◆ Exercise task:
Quote exactly the lines running from the line with "Extract the structured" to the end of the entries, including both, and nothing else.

◆ Provided data:

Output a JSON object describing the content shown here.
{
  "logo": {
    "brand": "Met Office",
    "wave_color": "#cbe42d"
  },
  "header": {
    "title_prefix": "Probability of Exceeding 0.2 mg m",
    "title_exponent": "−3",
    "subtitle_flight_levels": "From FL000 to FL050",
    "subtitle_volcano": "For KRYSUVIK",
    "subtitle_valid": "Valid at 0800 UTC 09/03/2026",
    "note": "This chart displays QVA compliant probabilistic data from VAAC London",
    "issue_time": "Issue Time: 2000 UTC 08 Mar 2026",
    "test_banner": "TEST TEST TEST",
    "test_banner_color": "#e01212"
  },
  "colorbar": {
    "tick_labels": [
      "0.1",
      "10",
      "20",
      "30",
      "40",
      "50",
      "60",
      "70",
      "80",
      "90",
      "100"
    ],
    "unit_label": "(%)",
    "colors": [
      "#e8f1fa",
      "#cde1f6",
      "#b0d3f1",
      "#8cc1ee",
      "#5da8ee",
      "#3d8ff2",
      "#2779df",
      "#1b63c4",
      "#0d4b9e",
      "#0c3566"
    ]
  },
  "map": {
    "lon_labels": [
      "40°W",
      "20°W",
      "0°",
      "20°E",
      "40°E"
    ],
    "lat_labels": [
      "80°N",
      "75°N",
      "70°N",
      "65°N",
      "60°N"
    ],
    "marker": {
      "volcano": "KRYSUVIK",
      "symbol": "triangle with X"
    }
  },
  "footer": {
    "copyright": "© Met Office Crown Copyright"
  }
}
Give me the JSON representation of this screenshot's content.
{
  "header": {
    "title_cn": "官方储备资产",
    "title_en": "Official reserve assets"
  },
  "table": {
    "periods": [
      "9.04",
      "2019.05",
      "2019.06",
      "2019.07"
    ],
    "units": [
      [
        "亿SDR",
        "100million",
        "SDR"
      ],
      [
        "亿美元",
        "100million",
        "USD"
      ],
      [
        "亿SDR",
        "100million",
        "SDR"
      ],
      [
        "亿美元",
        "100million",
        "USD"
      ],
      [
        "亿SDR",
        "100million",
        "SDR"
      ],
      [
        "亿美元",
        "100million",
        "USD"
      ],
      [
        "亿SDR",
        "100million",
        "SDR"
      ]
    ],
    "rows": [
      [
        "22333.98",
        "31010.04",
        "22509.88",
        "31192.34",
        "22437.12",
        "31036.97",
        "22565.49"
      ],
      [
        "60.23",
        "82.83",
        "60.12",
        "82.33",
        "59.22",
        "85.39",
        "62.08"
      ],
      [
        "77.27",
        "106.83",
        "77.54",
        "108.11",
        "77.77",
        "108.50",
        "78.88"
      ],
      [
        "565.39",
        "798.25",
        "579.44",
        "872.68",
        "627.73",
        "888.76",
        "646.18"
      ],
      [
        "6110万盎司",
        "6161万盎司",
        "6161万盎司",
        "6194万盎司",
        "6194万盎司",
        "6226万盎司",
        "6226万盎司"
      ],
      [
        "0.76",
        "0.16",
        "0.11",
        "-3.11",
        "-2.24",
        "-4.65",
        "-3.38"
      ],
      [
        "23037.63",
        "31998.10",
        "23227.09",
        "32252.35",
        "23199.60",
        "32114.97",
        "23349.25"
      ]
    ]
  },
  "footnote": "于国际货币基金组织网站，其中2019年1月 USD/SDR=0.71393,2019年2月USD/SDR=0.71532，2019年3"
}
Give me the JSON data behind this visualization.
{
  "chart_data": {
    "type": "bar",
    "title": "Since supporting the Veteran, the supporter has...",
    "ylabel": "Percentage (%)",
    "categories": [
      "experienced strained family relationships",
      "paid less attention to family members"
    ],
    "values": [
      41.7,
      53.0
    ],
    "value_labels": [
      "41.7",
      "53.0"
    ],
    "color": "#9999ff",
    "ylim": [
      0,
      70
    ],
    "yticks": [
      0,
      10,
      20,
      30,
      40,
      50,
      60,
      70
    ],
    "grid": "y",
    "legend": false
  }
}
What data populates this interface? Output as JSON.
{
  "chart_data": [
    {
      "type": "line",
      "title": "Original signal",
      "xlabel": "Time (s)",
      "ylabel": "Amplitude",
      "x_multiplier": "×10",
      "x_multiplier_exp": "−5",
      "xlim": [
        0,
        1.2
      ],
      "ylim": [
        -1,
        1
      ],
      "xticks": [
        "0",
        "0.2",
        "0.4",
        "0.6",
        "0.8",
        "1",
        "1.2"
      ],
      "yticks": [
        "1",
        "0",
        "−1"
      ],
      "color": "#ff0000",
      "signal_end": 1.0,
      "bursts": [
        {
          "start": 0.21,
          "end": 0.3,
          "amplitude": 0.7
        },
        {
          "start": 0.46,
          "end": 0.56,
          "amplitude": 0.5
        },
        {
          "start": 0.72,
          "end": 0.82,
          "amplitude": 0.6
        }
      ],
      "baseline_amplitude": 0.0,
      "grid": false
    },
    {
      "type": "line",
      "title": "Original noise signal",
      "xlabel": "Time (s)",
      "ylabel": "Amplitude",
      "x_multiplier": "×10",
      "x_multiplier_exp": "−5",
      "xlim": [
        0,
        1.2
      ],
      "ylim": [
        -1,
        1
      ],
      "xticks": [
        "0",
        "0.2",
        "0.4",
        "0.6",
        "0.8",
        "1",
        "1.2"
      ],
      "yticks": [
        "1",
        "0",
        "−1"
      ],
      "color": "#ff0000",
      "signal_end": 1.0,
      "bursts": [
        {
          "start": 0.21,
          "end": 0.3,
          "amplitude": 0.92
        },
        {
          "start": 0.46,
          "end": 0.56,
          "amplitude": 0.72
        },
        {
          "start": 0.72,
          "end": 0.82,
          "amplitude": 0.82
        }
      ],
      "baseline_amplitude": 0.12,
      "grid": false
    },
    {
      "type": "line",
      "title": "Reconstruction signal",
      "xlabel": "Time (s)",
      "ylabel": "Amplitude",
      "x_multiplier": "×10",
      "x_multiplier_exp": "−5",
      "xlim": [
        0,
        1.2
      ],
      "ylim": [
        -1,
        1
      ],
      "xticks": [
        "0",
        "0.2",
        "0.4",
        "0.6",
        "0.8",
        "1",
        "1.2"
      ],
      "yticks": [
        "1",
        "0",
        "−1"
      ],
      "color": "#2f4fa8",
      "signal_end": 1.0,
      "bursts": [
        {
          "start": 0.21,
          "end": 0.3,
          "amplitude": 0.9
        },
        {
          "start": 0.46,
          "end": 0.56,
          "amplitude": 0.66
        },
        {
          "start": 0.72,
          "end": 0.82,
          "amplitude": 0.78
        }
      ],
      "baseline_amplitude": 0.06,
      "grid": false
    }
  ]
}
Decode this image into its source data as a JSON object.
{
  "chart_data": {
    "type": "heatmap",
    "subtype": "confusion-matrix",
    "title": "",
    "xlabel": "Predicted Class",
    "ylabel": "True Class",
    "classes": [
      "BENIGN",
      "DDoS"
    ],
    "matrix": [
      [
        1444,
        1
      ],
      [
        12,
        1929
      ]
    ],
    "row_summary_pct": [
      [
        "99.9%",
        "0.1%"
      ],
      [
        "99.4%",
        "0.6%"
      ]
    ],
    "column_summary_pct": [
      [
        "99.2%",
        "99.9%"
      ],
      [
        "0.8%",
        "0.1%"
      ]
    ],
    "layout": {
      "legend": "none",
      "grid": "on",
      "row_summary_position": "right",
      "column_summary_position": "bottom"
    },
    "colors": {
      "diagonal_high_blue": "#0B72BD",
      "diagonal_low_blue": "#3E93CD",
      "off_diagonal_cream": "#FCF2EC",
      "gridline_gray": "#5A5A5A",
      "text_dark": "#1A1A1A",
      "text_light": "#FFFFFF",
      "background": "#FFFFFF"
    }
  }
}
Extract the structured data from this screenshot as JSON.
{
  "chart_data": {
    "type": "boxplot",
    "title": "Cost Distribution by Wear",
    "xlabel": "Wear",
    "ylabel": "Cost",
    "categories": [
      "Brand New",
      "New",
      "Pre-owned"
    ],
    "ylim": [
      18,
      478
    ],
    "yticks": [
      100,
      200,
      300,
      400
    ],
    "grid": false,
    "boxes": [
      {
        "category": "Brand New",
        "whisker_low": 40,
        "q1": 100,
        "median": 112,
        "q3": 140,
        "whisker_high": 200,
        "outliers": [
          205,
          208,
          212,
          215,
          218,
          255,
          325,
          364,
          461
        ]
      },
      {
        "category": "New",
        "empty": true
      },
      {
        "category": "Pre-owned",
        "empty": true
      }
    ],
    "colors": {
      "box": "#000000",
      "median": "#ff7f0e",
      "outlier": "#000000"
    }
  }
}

◆ Exercise output:
Extract the structured data from this screenshot as JSON.
{
  "chart_data": {
    "type": "boxplot",
    "title": "Cost Distribution by Wear",
    "xlabel": "Wear",
    "ylabel": "Cost",
    "categories": [
      "Brand New",
      "New",
      "Pre-owned"
    ],
    "ylim": [
      18,
      478
    ],
    "yticks": [
      100,
      200,
      300,
      400
    ],
    "grid": false,
    "boxes": [
      {
        "category": "Brand New",
        "whisker_low": 40,
        "q1": 100,
        "median": 112,
        "q3": 140,
        "whisker_high": 200,
        "outliers": [
          205,
          208,
          212,
          215,
          218,
          255,
          325,
          364,
          461
        ]
      },
      {
        "category": "New",
        "empty": true
      },
      {
        "category": "Pre-owned",
        "empty": true
      }
    ],
    "colors": {
      "box": "#000000",
      "median": "#ff7f0e",
      "outlier": "#000000"
    }
  }
}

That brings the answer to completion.